### Input for this task
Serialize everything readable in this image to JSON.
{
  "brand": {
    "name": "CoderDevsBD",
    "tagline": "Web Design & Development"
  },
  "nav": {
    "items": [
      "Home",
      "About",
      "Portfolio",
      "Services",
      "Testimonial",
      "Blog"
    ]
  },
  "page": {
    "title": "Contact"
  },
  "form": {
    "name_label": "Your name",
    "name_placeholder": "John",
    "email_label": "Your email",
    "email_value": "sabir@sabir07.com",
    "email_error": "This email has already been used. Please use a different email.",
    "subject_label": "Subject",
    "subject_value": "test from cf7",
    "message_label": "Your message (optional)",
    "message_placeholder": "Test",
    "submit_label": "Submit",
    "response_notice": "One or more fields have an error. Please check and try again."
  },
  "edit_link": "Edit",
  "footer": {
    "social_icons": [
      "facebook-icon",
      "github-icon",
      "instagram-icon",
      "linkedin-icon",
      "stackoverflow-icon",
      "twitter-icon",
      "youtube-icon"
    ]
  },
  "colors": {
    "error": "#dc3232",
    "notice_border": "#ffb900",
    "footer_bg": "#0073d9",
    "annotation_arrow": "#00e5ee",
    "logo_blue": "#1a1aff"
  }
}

### Your task
Take the lines above and print them exactly.

### Final result
Serialize everything readable in this image to JSON.
{
  "brand": {
    "name": "CoderDevsBD",
    "tagline": "Web Design & Development"
  },
  "nav": {
    "items": [
      "Home",
      "About",
      "Portfolio",
      "Services",
      "Testimonial",
      "Blog"
    ]
  },
  "page": {
    "title": "Contact"
  },
  "form": {
    "name_label": "Your name",
    "name_placeholder": "John",
    "email_label": "Your email",
    "email_value": "sabir@sabir07.com",
    "email_error": "This email has already been used. Please use a different email.",
    "subject_label": "Subject",
    "subject_value": "test from cf7",
    "message_label": "Your message (optional)",
    "message_placeholder": "Test",
    "submit_label": "Submit",
    "response_notice": "One or more fields have an error. Please check and try again."
  },
  "edit_link": "Edit",
  "footer": {
    "social_icons": [
      "facebook-icon",
      "github-icon",
      "instagram-icon",
      "linkedin-icon",
      "stackoverflow-icon",
      "twitter-icon",
      "youtube-icon"
    ]
  },
  "colors": {
    "error": "#dc3232",
    "notice_border": "#ffb900",
    "footer_bg": "#0073d9",
    "annotation_arrow": "#00e5ee",
    "logo_blue": "#1a1aff"
  }
}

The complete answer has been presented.